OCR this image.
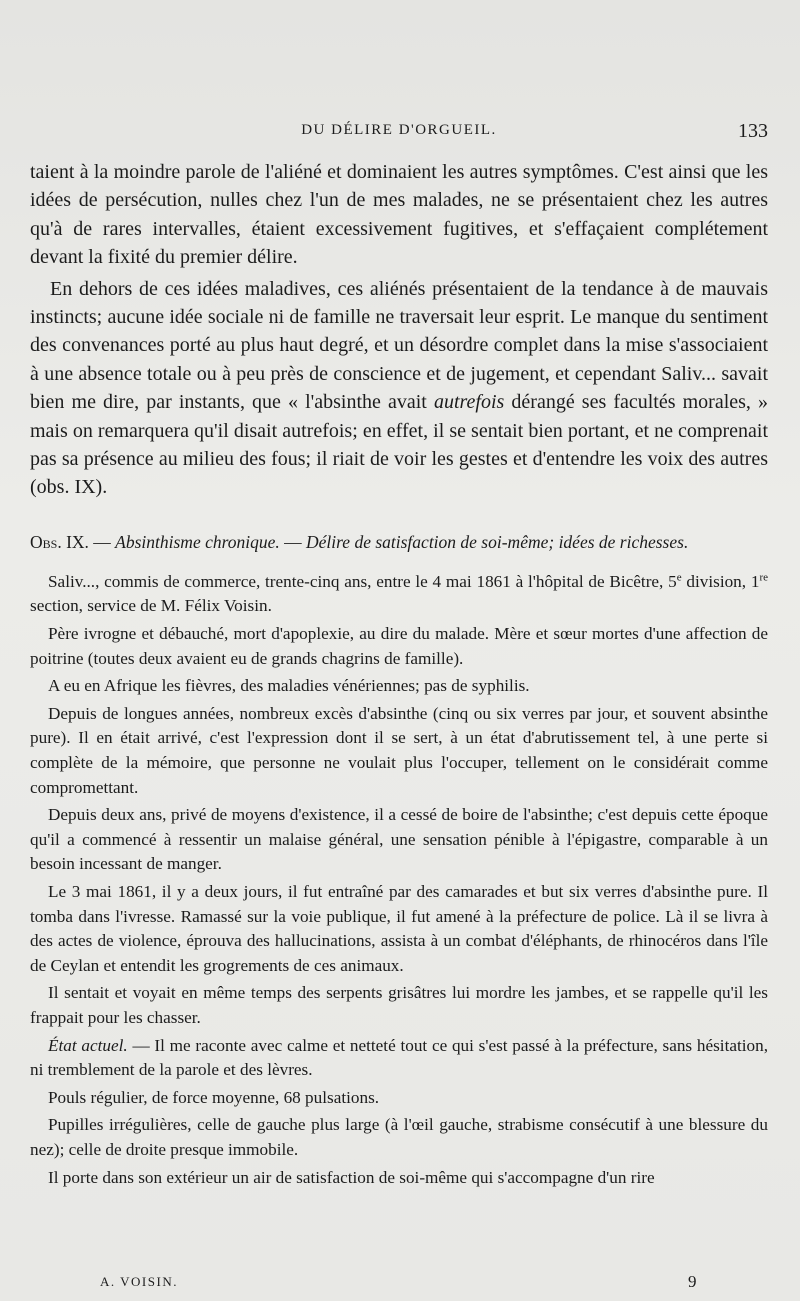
DU DÉLIRE D'ORGUEIL.	133

taient à la moindre parole de l'aliéné et dominaient les autres symptômes. C'est ainsi que les idées de persécution, nulles chez l'un de mes malades, ne se présentaient chez les autres qu'à de rares intervalles, étaient excessivement fugitives, et s'effaçaient complétement devant la fixité du premier délire.

En dehors de ces idées maladives, ces aliénés présentaient de la tendance à de mauvais instincts; aucune idée sociale ni de famille ne traversait leur esprit. Le manque du sentiment des convenances porté au plus haut degré, et un désordre complet dans la mise s'associaient à une absence totale ou à peu près de conscience et de jugement, et cependant Saliv... savait bien me dire, par instants, que « l'absinthe avait autrefois dérangé ses facultés morales, » mais on remarquera qu'il disait autrefois; en effet, il se sentait bien portant, et ne comprenait pas sa présence au milieu des fous; il riait de voir les gestes et d'entendre les voix des autres (obs. IX).

Obs. IX. — Absinthisme chronique. — Délire de satisfaction de soi-même; idées de richesses.

Saliv..., commis de commerce, trente-cinq ans, entre le 4 mai 1861 à l'hôpital de Bicêtre, 5e division, 1re section, service de M. Félix Voisin.

Père ivrogne et débauché, mort d'apoplexie, au dire du malade. Mère et sœur mortes d'une affection de poitrine (toutes deux avaient eu de grands chagrins de famille).

A eu en Afrique les fièvres, des maladies vénériennes; pas de syphilis.

Depuis de longues années, nombreux excès d'absinthe (cinq ou six verres par jour, et souvent absinthe pure). Il en était arrivé, c'est l'expression dont il se sert, à un état d'abrutissement tel, à une perte si complète de la mémoire, que personne ne voulait plus l'occuper, tellement on le considérait comme compromettant.

Depuis deux ans, privé de moyens d'existence, il a cessé de boire de l'absinthe; c'est depuis cette époque qu'il a commencé à ressentir un malaise général, une sensation pénible à l'épigastre, comparable à un besoin incessant de manger.

Le 3 mai 1861, il y a deux jours, il fut entraîné par des camarades et but six verres d'absinthe pure. Il tomba dans l'ivresse. Ramassé sur la voie publique, il fut amené à la préfecture de police. Là il se livra à des actes de violence, éprouva des hallucinations, assista à un combat d'éléphants, de rhinocéros dans l'île de Ceylan et entendit les grogrements de ces animaux.

Il sentait et voyait en même temps des serpents grisâtres lui mordre les jambes, et se rappelle qu'il les frappait pour les chasser.

État actuel. — Il me raconte avec calme et netteté tout ce qui s'est passé à la préfecture, sans hésitation, ni tremblement de la parole et des lèvres.

Pouls régulier, de force moyenne, 68 pulsations.

Pupilles irrégulières, celle de gauche plus large (à l'œil gauche, strabisme consécutif à une blessure du nez); celle de droite presque immobile.

Il porte dans son extérieur un air de satisfaction de soi-même qui s'accompagne d'un rire

A. VOISIN.	9
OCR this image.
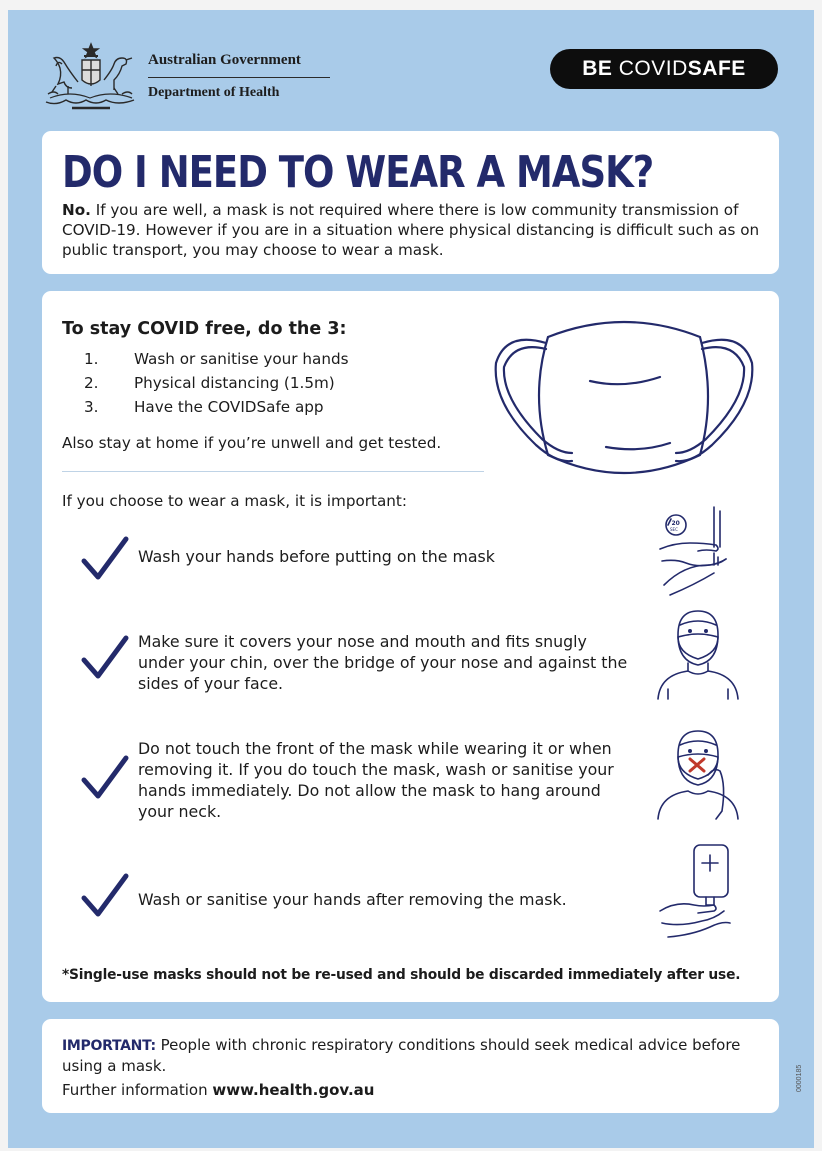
Australian Government
Department of Health
BE COVIDSAFE
DO I NEED TO WEAR A MASK?
No. If you are well, a mask is not required where there is low community transmission of COVID-19. However if you are in a situation where physical distancing is difficult such as on public transport, you may choose to wear a mask.
To stay COVID free, do the 3:
1.	Wash or sanitise your hands
2.	Physical distancing (1.5m)
3.	Have the COVIDSafe app
Also stay at home if you’re unwell and get tested.
If you choose to wear a mask, it is important:
Wash your hands before putting on the mask
20
SEC
Make sure it covers your nose and mouth and fits snugly under your chin, over the bridge of your nose and against the sides of your face.
Do not touch the front of the mask while wearing it or when removing it. If you do touch the mask, wash or sanitise your hands immediately. Do not allow the mask to hang around your neck.
Wash or sanitise your hands after removing the mask.
*Single-use masks should not be re-used and should be discarded immediately after use.
IMPORTANT: People with chronic respiratory conditions should seek medical advice before using a mask.
Further information www.health.gov.au	0000185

● ● ● ● ● ● ●

## TASK TO CARRY OUT
Pull out all lines containing "sanitise".

## IN RESPONSE
1.	Wash or sanitise your hands
Do not touch the front of the mask while wearing it or when removing it. If you do touch the mask, wash or sanitise your hands immediately. Do not allow the mask to hang around your neck.
Wash or sanitise your hands after removing the mask.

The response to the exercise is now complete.